## BEGIN DATA TO PROCESS

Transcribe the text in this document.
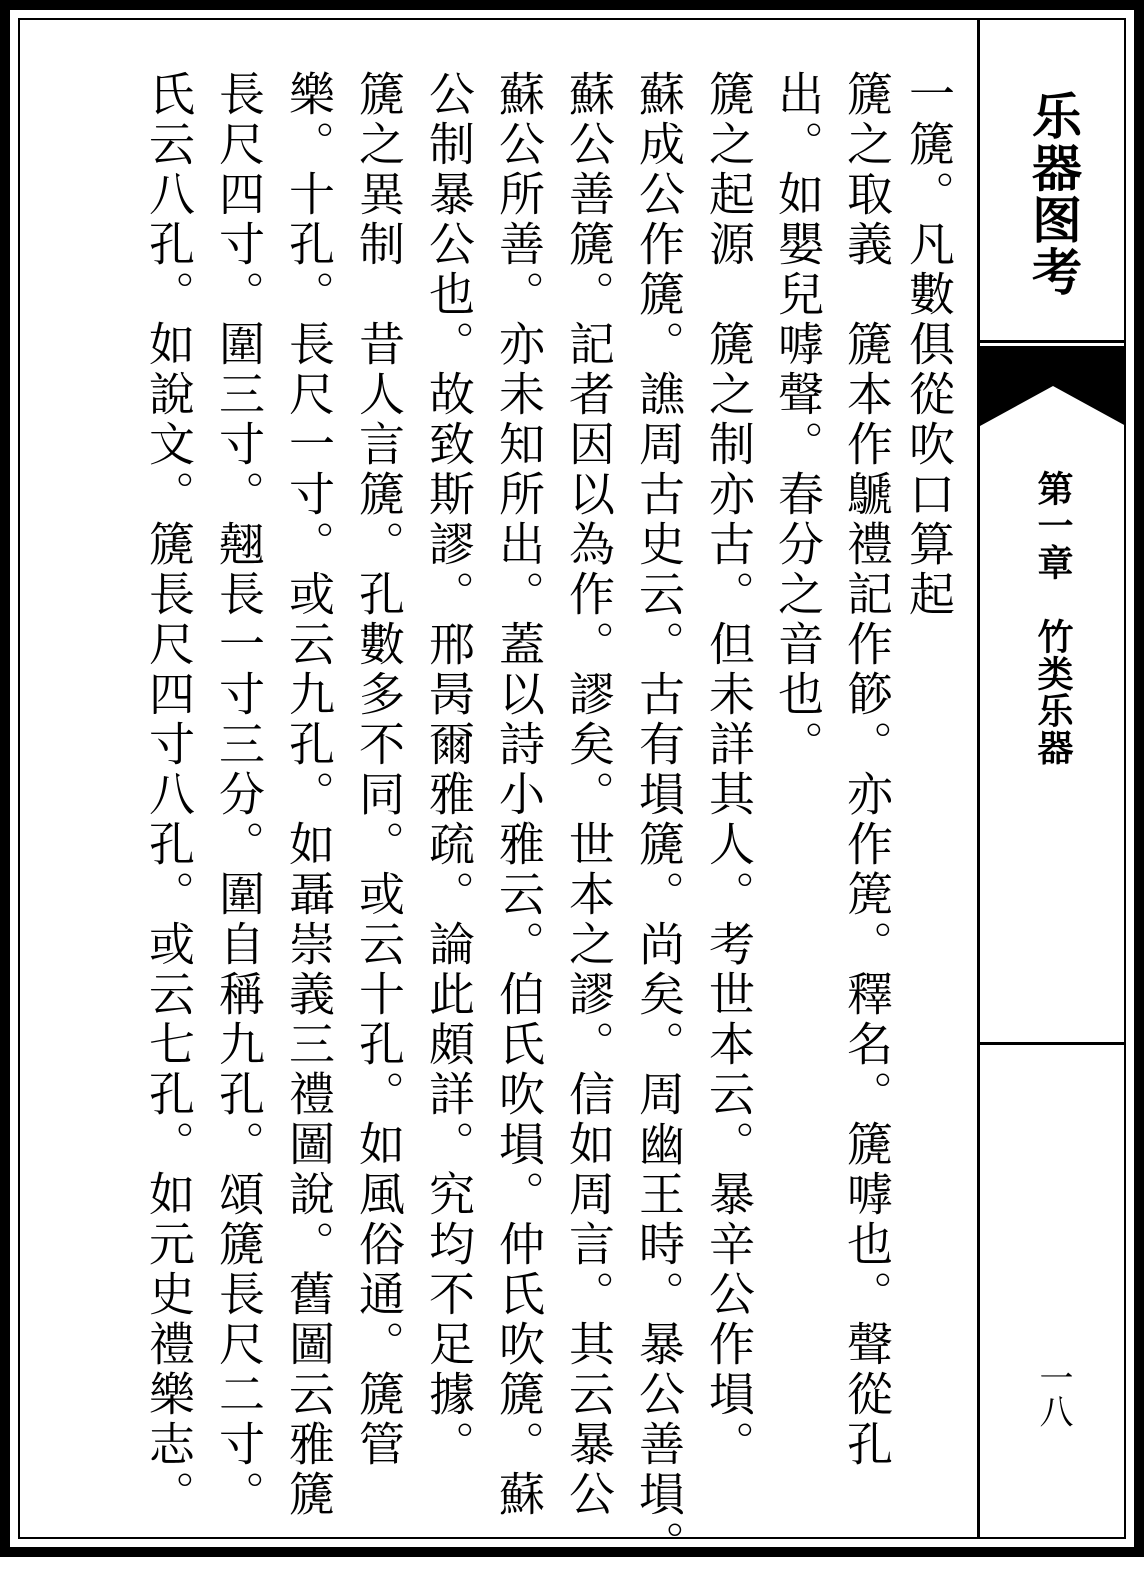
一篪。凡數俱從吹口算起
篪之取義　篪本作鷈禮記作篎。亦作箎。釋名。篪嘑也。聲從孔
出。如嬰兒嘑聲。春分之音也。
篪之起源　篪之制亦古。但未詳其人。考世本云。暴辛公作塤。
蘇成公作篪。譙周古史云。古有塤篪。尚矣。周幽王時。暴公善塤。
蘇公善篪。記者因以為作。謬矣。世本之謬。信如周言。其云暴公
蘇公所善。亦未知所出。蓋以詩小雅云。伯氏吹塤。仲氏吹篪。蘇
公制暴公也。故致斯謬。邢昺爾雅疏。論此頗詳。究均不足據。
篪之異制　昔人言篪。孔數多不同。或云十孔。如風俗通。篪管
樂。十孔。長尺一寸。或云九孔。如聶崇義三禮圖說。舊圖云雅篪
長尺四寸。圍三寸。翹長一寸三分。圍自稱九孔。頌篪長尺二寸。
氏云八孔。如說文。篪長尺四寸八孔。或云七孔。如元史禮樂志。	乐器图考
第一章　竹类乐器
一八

## END DATA TO PROCESS
## BEGIN DATA TO PROCESS

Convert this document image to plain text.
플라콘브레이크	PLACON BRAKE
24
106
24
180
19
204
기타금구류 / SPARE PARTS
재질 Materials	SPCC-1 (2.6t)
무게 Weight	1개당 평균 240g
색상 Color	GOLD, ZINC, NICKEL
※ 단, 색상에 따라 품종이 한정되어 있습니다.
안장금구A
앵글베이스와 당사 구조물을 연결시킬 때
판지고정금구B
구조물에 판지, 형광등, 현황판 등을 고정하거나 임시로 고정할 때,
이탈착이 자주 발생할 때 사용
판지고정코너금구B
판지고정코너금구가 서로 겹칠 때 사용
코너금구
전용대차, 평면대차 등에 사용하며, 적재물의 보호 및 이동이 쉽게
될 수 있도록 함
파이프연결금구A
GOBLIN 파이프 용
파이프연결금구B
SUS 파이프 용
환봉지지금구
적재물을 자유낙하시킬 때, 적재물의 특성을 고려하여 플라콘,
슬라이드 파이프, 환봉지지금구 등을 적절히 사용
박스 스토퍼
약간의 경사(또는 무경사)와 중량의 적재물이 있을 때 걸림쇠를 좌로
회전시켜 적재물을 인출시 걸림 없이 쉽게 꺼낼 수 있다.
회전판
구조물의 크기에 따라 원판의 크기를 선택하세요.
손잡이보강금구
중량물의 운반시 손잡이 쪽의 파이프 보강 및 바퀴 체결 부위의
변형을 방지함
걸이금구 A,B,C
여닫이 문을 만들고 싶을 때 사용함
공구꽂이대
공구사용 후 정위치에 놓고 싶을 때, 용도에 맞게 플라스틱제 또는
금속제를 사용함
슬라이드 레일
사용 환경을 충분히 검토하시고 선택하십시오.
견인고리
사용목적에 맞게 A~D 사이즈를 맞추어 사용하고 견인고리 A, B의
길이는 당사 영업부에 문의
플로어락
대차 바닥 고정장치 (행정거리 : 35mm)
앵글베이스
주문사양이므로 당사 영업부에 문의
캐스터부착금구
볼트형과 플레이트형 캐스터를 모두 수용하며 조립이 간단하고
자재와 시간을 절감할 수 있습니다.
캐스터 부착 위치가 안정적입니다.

## END DATA TO PROCESS

EXERCISE DETAILS:
Report the number of lines that include the string "text"; return nothing but the count.

EXERCISE RESULT:
2